▸ SUPPLIED INFORMATION
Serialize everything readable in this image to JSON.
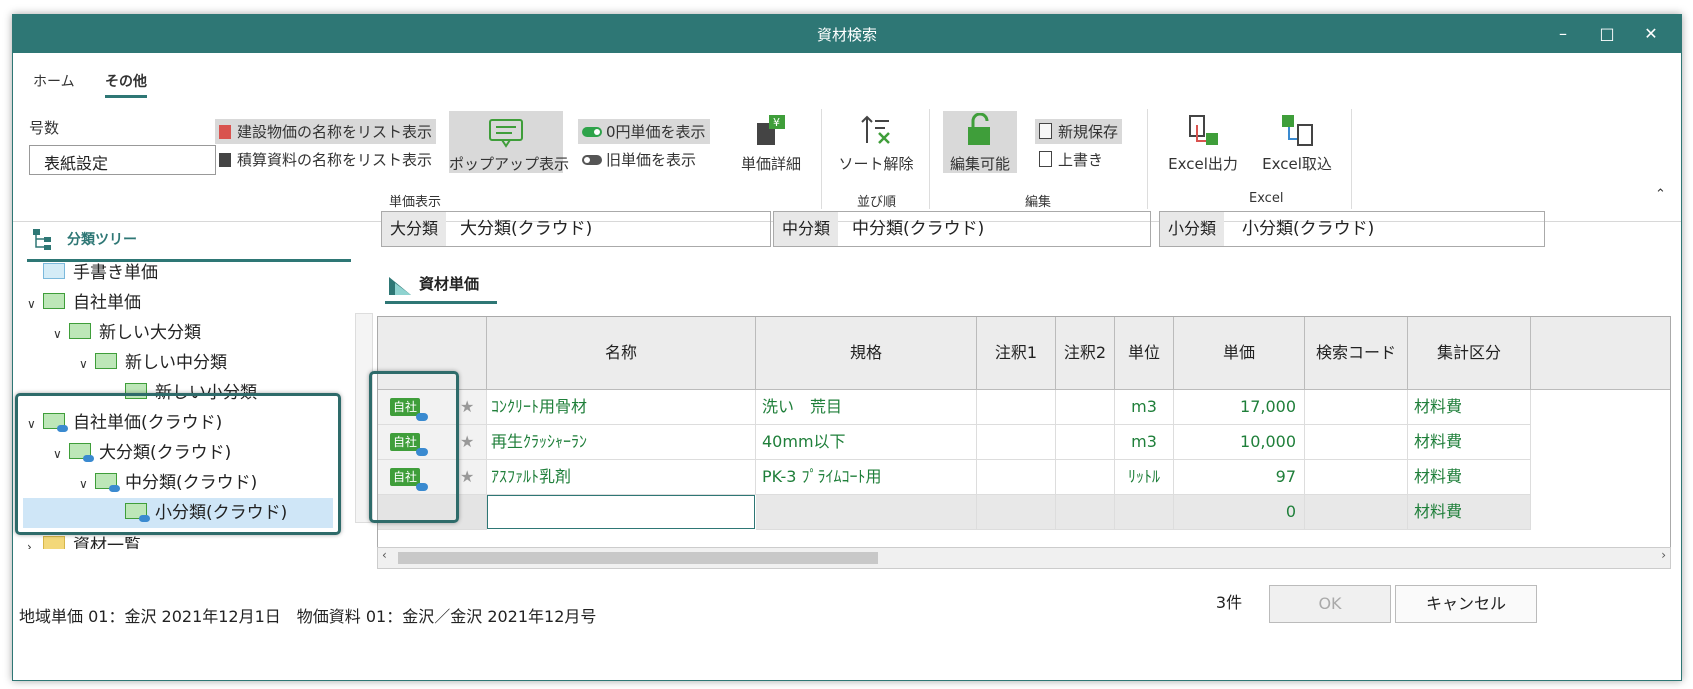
{
  "window": {
    "title": "資材検索"
  },
  "tabs": [
    {
      "label": "ホーム"
    },
    {
      "label": "その他"
    }
  ],
  "ribbon": {
    "number_label": "号数",
    "number_value": "表紙設定",
    "show_building_names": "建設物価の名称をリスト表示",
    "show_estimate_names": "積算資料の名称をリスト表示",
    "popup_display": "ポップアップ表示",
    "show_zero_price": "0円単価を表示",
    "show_old_price": "旧単価を表示",
    "price_detail": "単価詳細",
    "sort_clear": "ソート解除",
    "editable": "編集可能",
    "save_new": "新規保存",
    "overwrite": "上書き",
    "excel_export": "Excel出力",
    "excel_import": "Excel取込",
    "groups": {
      "price_display": "単価表示",
      "sort": "並び順",
      "edit": "編集",
      "excel": "Excel"
    }
  },
  "tree": {
    "header": "分類ツリー",
    "nodes": [
      {
        "label": "手書き単価"
      },
      {
        "label": "自社単価"
      },
      {
        "label": "新しい大分類"
      },
      {
        "label": "新しい中分類"
      },
      {
        "label": "新しい小分類"
      },
      {
        "label": "自社単価(クラウド)"
      },
      {
        "label": "大分類(クラウド)"
      },
      {
        "label": "中分類(クラウド)"
      },
      {
        "label": "小分類(クラウド)"
      },
      {
        "label": "資材一覧"
      }
    ]
  },
  "categories": {
    "large_label": "大分類",
    "large_value": "大分類(クラウド)",
    "mid_label": "中分類",
    "mid_value": "中分類(クラウド)",
    "small_label": "小分類",
    "small_value": "小分類(クラウド)"
  },
  "section_title": "資材単価",
  "table": {
    "headers": [
      "名称",
      "規格",
      "注釈1",
      "注釈2",
      "単位",
      "単価",
      "検索コード",
      "集計区分"
    ],
    "badge": "自社",
    "rows": [
      {
        "name": "ｺﾝｸﾘｰﾄ用骨材",
        "spec": "洗い　荒目",
        "unit": "m3",
        "price": "17,000",
        "category": "材料費"
      },
      {
        "name": "再生ｸﾗｯｼｬｰﾗﾝ",
        "spec": "40mm以下",
        "unit": "m3",
        "price": "10,000",
        "category": "材料費"
      },
      {
        "name": "ｱｽﾌｧﾙﾄ乳剤",
        "spec": "PK-3 ﾌﾟﾗｲﾑｺｰﾄ用",
        "unit": "ﾘｯﾄﾙ",
        "price": "97",
        "category": "材料費"
      },
      {
        "name": "",
        "spec": "",
        "unit": "",
        "price": "0",
        "category": "材料費"
      }
    ]
  },
  "status": {
    "text": "地域単価 01：金沢 2021年12月1日　物価資料 01：金沢／金沢 2021年12月号",
    "count": "3件",
    "ok": "OK",
    "cancel": "キャンセル"
  },
  "colors": {
    "accent": "#2e7775",
    "green_text": "#1f7f3a"
  }
}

▸ THE PROBLEM
All of the lines above should be retyped precisely, apart from the pictures.

▸ THE RESULT
Serialize everything readable in this image to JSON.
{
  "window": {
    "title": "資材検索"
  },
  "tabs": [
    {
      "label": "ホーム"
    },
    {
      "label": "その他"
    }
  ],
  "ribbon": {
    "number_label": "号数",
    "number_value": "表紙設定",
    "show_building_names": "建設物価の名称をリスト表示",
    "show_estimate_names": "積算資料の名称をリスト表示",
    "popup_display": "ポップアップ表示",
    "show_zero_price": "0円単価を表示",
    "show_old_price": "旧単価を表示",
    "price_detail": "単価詳細",
    "sort_clear": "ソート解除",
    "editable": "編集可能",
    "save_new": "新規保存",
    "overwrite": "上書き",
    "excel_export": "Excel出力",
    "excel_import": "Excel取込",
    "groups": {
      "price_display": "単価表示",
      "sort": "並び順",
      "edit": "編集",
      "excel": "Excel"
    }
  },
  "tree": {
    "header": "分類ツリー",
    "nodes": [
      {
        "label": "手書き単価"
      },
      {
        "label": "自社単価"
      },
      {
        "label": "新しい大分類"
      },
      {
        "label": "新しい中分類"
      },
      {
        "label": "新しい小分類"
      },
      {
        "label": "自社単価(クラウド)"
      },
      {
        "label": "大分類(クラウド)"
      },
      {
        "label": "中分類(クラウド)"
      },
      {
        "label": "小分類(クラウド)"
      },
      {
        "label": "資材一覧"
      }
    ]
  },
  "categories": {
    "large_label": "大分類",
    "large_value": "大分類(クラウド)",
    "mid_label": "中分類",
    "mid_value": "中分類(クラウド)",
    "small_label": "小分類",
    "small_value": "小分類(クラウド)"
  },
  "section_title": "資材単価",
  "table": {
    "headers": [
      "名称",
      "規格",
      "注釈1",
      "注釈2",
      "単位",
      "単価",
      "検索コード",
      "集計区分"
    ],
    "badge": "自社",
    "rows": [
      {
        "name": "ｺﾝｸﾘｰﾄ用骨材",
        "spec": "洗い　荒目",
        "unit": "m3",
        "price": "17,000",
        "category": "材料費"
      },
      {
        "name": "再生ｸﾗｯｼｬｰﾗﾝ",
        "spec": "40mm以下",
        "unit": "m3",
        "price": "10,000",
        "category": "材料費"
      },
      {
        "name": "ｱｽﾌｧﾙﾄ乳剤",
        "spec": "PK-3 ﾌﾟﾗｲﾑｺｰﾄ用",
        "unit": "ﾘｯﾄﾙ",
        "price": "97",
        "category": "材料費"
      },
      {
        "name": "",
        "spec": "",
        "unit": "",
        "price": "0",
        "category": "材料費"
      }
    ]
  },
  "status": {
    "text": "地域単価 01：金沢 2021年12月1日　物価資料 01：金沢／金沢 2021年12月号",
    "count": "3件",
    "ok": "OK",
    "cancel": "キャンセル"
  },
  "colors": {
    "accent": "#2e7775",
    "green_text": "#1f7f3a"
  }
}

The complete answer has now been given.